Count every line in the entries that contains "text". Report that count alone.

-- START Recorded data --

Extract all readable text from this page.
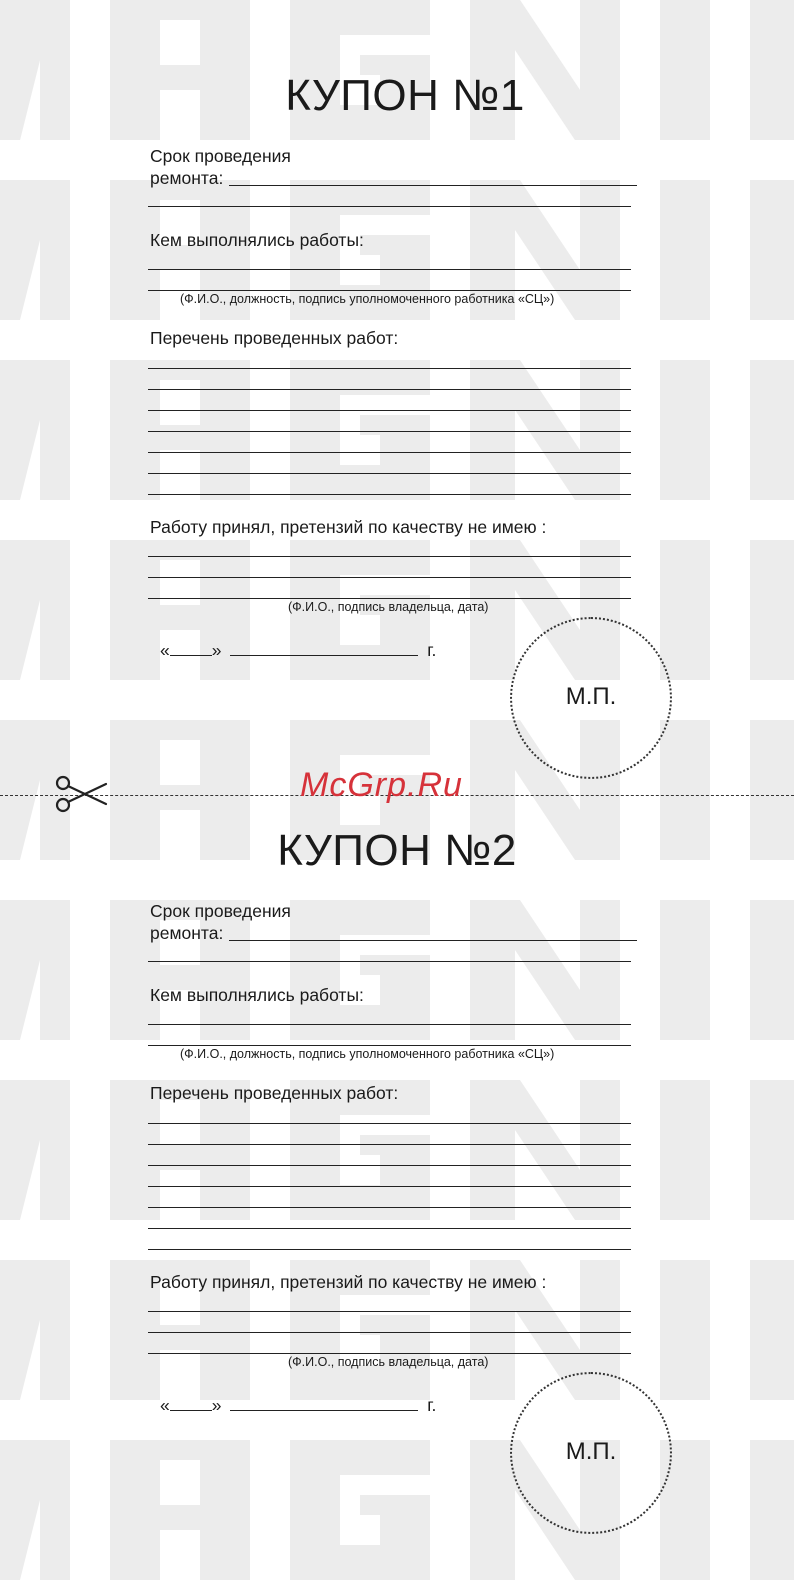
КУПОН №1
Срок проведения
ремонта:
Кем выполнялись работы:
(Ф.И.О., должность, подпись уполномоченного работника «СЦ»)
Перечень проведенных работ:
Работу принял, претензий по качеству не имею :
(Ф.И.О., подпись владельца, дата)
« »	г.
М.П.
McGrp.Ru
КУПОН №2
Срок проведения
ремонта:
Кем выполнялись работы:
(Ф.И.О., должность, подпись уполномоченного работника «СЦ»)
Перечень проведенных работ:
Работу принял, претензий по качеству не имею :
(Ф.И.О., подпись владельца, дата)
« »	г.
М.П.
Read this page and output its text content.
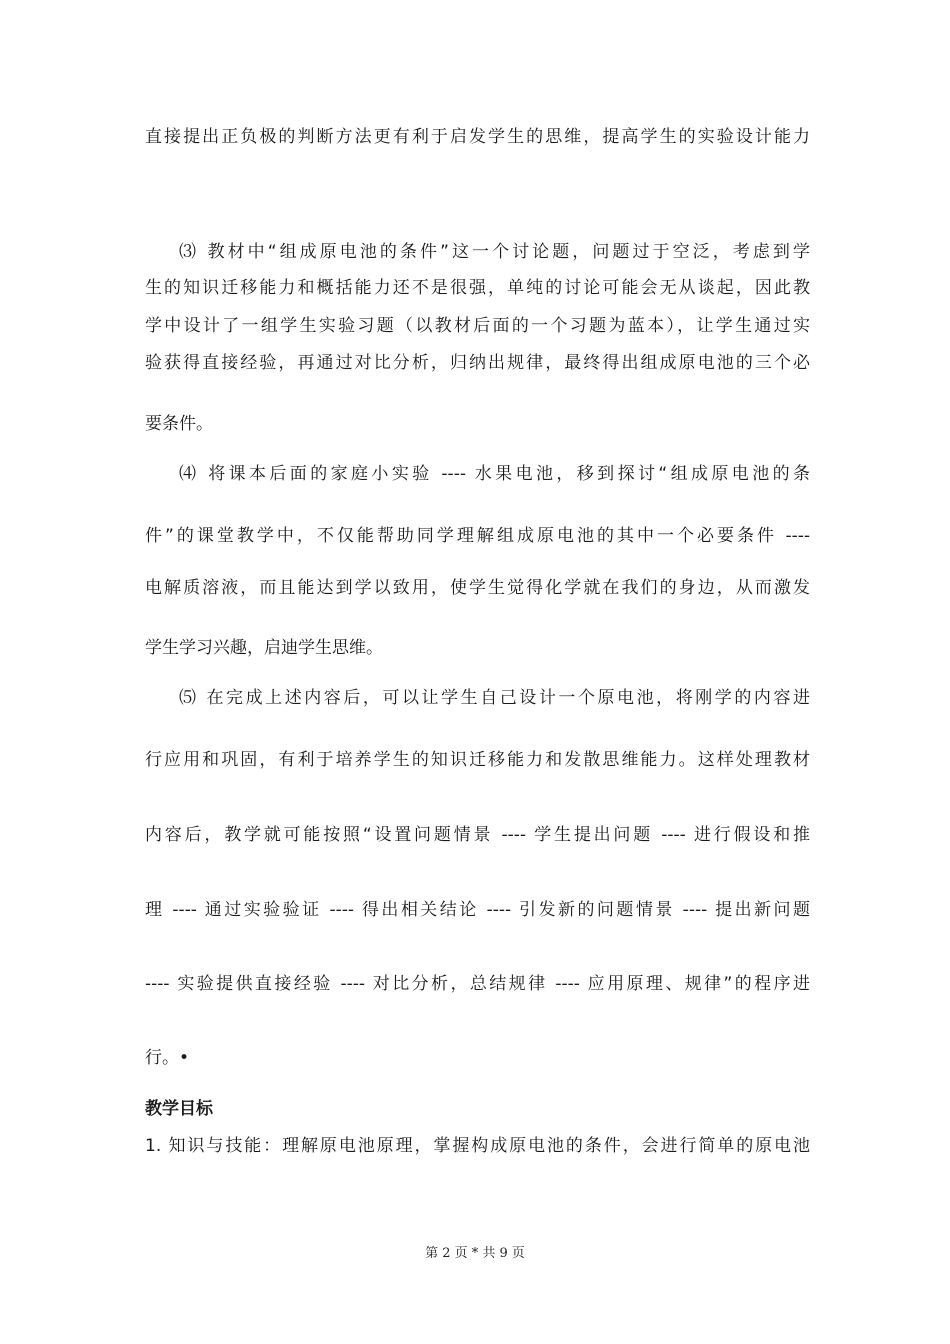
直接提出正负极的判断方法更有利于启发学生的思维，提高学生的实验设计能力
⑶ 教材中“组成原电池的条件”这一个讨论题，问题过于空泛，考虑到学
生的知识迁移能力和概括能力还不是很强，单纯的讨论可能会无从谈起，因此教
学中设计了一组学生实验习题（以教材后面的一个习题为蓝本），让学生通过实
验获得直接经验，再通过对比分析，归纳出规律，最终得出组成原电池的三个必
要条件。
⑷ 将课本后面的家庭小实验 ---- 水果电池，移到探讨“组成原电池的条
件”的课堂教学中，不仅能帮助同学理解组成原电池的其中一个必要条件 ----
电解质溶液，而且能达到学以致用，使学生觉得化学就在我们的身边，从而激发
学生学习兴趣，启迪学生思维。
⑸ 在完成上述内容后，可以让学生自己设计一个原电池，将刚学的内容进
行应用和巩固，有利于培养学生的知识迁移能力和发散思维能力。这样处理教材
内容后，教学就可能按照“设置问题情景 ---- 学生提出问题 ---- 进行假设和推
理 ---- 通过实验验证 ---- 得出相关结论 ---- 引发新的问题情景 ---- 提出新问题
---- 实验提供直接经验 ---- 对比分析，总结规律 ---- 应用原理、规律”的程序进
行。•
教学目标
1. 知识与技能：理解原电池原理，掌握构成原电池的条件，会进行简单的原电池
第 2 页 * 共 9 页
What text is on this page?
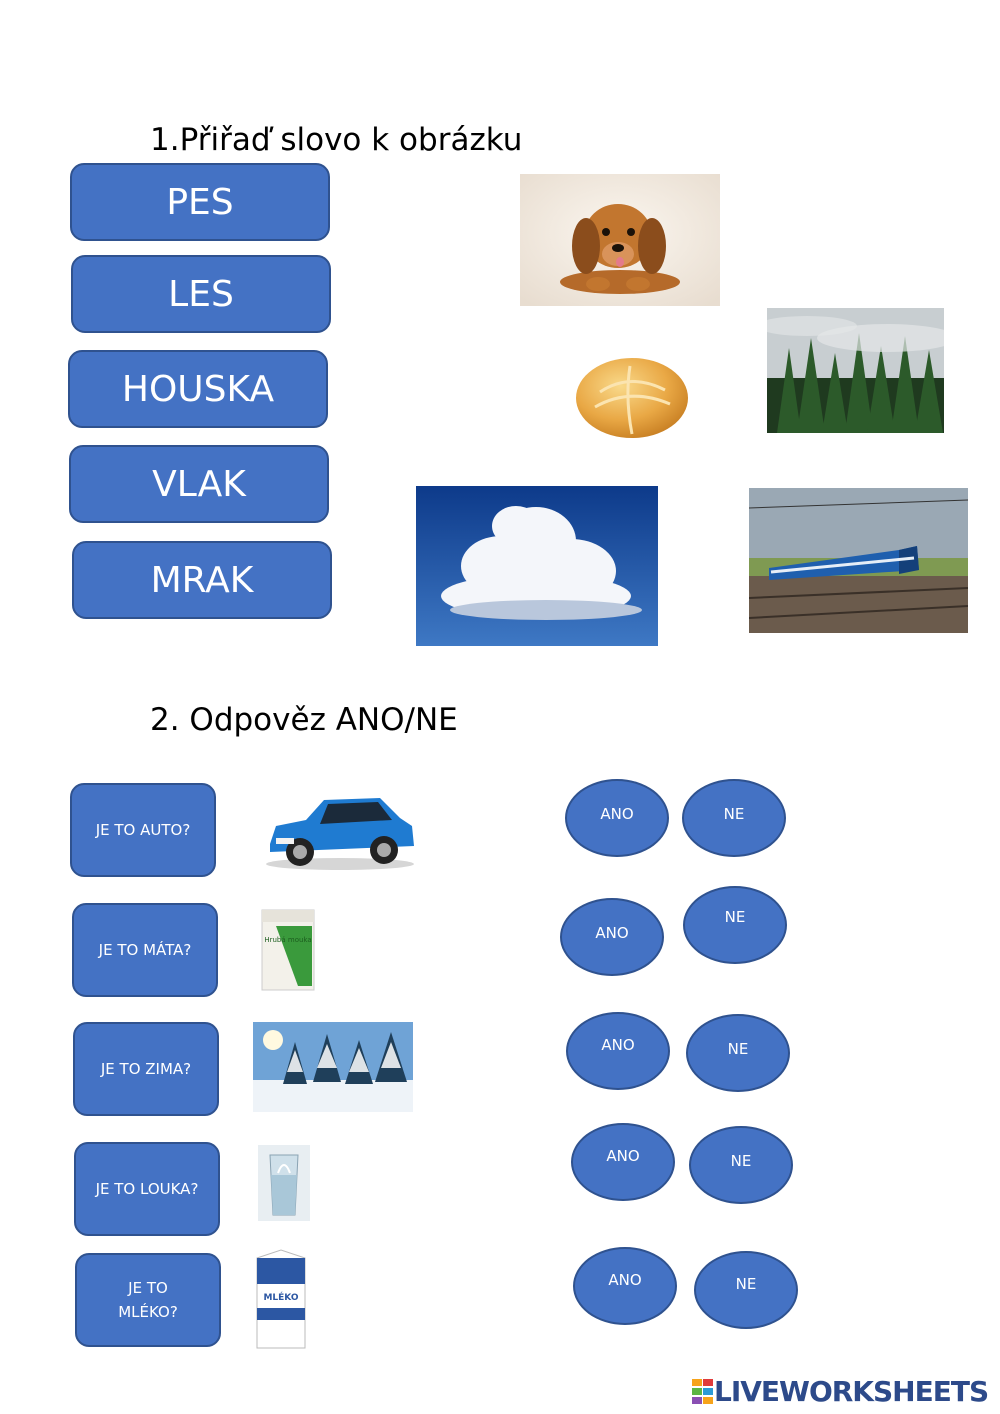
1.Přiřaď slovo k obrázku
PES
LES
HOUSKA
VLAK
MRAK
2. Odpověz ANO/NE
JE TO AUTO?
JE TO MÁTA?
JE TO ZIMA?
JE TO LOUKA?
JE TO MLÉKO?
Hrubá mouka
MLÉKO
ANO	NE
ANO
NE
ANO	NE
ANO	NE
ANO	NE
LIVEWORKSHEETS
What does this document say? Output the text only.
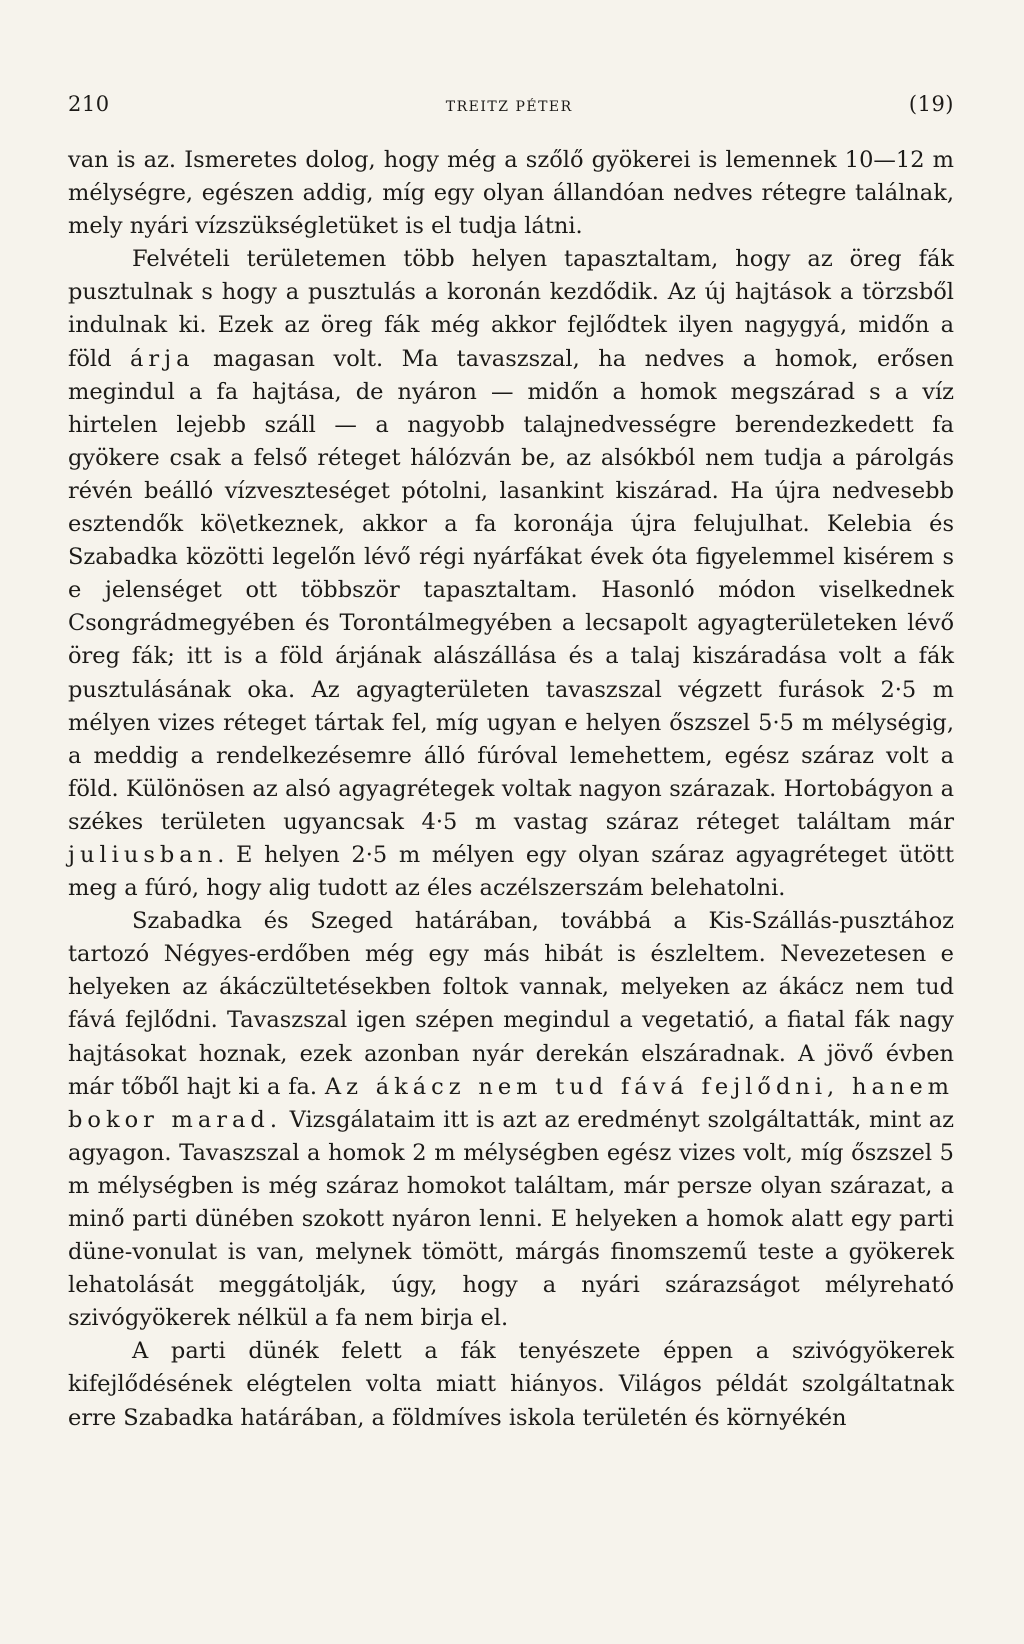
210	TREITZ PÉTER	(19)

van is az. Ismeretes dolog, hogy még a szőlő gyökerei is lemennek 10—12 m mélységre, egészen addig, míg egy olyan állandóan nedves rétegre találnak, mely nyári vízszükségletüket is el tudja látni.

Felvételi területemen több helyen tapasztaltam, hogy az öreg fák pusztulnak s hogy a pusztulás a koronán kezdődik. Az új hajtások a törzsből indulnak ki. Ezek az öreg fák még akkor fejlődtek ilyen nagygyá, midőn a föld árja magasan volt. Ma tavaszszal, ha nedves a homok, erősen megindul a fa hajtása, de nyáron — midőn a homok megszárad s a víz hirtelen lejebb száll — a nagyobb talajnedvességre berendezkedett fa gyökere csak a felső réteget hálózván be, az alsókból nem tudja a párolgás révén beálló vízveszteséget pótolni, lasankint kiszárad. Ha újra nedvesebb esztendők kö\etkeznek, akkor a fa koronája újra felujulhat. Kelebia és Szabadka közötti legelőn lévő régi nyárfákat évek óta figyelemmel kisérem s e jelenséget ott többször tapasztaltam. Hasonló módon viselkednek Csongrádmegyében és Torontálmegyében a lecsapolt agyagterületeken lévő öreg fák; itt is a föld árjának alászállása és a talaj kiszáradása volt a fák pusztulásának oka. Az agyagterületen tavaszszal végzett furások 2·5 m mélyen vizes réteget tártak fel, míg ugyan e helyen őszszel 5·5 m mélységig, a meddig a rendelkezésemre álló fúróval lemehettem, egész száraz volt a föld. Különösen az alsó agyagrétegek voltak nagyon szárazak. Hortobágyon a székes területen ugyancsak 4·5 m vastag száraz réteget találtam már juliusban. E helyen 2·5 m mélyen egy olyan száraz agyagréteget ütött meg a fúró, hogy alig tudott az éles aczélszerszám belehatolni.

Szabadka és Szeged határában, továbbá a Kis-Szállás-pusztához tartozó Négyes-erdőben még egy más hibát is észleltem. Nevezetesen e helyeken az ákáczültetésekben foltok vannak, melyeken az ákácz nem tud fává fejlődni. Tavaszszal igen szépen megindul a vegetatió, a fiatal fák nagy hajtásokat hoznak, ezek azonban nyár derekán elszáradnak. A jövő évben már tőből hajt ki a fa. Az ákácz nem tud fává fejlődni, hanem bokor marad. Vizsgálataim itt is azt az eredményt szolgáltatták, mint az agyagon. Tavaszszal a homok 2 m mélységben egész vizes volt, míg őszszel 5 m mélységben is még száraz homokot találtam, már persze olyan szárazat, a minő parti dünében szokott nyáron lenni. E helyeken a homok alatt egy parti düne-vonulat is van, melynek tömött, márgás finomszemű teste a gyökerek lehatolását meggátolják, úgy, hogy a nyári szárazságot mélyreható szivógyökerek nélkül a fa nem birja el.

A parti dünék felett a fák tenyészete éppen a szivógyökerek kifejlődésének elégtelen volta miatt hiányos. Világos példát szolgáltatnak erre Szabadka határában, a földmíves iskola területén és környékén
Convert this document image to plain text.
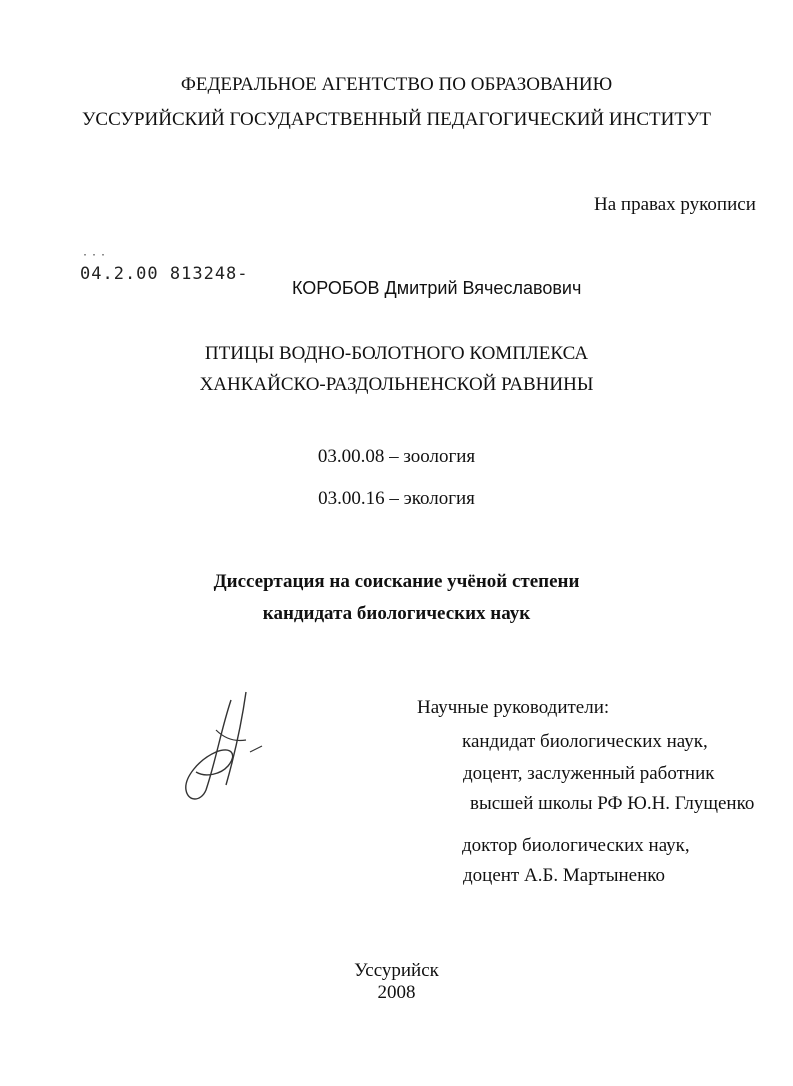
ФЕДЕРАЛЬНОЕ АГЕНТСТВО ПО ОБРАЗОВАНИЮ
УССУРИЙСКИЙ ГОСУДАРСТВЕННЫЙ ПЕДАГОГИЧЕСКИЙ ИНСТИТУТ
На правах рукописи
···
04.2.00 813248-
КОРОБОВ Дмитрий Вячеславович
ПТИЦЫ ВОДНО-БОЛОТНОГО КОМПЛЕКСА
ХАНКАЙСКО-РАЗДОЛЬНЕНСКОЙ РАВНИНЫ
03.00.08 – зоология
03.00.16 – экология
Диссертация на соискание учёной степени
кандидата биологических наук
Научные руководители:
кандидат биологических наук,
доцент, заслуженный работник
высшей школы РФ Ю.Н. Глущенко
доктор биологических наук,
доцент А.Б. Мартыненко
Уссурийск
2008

-- END Recorded data --

Written response
5